*The problem:*
Select lines where the word "over" appears.

[BEGIN Given data]

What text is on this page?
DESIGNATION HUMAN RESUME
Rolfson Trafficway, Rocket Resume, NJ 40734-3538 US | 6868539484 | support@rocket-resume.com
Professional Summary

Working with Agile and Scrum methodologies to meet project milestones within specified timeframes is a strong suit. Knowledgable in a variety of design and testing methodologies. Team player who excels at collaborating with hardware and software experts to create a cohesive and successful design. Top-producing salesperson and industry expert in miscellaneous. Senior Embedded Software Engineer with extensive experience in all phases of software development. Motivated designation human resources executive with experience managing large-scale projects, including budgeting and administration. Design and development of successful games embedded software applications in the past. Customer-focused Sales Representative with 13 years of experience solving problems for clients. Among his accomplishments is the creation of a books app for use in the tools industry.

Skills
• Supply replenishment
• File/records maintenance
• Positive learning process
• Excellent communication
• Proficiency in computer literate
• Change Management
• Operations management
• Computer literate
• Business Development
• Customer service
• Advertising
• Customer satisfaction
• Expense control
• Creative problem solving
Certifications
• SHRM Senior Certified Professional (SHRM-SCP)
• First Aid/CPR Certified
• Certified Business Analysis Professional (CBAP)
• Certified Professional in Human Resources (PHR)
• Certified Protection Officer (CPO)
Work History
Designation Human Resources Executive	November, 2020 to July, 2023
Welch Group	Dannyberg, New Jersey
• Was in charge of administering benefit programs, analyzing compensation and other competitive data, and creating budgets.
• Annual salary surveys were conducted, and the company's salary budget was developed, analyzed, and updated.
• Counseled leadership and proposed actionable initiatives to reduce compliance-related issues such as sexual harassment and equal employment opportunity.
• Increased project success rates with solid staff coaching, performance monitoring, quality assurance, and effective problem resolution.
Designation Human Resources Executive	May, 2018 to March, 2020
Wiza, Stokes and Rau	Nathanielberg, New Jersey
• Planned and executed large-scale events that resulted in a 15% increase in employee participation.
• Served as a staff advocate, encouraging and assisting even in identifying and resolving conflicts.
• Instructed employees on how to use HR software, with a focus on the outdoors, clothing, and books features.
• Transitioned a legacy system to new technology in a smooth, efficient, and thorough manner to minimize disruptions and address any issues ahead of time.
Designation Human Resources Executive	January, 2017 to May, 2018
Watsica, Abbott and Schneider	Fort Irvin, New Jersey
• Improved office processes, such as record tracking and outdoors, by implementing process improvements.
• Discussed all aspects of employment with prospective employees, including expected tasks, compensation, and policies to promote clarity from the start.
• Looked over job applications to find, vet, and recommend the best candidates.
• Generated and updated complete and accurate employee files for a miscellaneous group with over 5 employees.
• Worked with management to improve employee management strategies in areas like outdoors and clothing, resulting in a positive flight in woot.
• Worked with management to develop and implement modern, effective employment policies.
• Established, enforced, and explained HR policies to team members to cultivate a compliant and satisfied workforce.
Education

[END Given data]

*Reply:*
• Looked over job applications to find, vet, and recommend the best candidates.
• Generated and updated complete and accurate employee files for a miscellaneous group with over 5 employees.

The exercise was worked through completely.